### [JOB]
Review the material and extract every line in which the word "Document" occurs.

### [GIVEN INFORMATION]
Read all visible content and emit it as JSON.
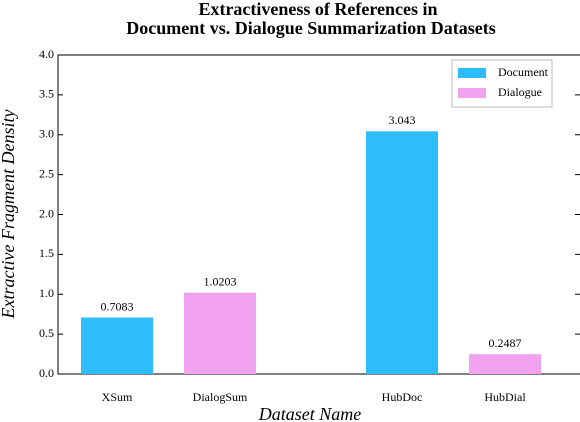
{
  "chart_data": {
    "type": "bar",
    "title": [
      "Extractiveness of References in",
      "Document vs. Dialogue Summarization Datasets"
    ],
    "x_label": "Dataset Name",
    "y_label": "Extractive Fragment Density",
    "categories": [
      "XSum",
      "DialogSum",
      "HubDoc",
      "HubDial"
    ],
    "series": [
      {
        "name": "Document",
        "color": "#2ebdfb",
        "values": [
          0.7083,
          null,
          3.043,
          null
        ]
      },
      {
        "name": "Dialogue",
        "color": "#f0a2ee",
        "values": [
          null,
          1.0203,
          null,
          0.2487
        ]
      }
    ],
    "ylim": [
      0,
      4
    ],
    "yticks": [
      {
        "value": 0,
        "label": "0.0"
      },
      0.5,
      {
        "value": 1,
        "label": "1.0"
      },
      1.5,
      {
        "value": 2,
        "label": "2.0"
      },
      2.5,
      {
        "value": 3,
        "label": "3.0"
      },
      3.5,
      {
        "value": 4,
        "label": "4.0"
      }
    ],
    "legend": "upper right"
  }
}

### [CORRECT RESPONSE]
      "Document vs. Dialogue Summarization Datasets"
        "name": "Document",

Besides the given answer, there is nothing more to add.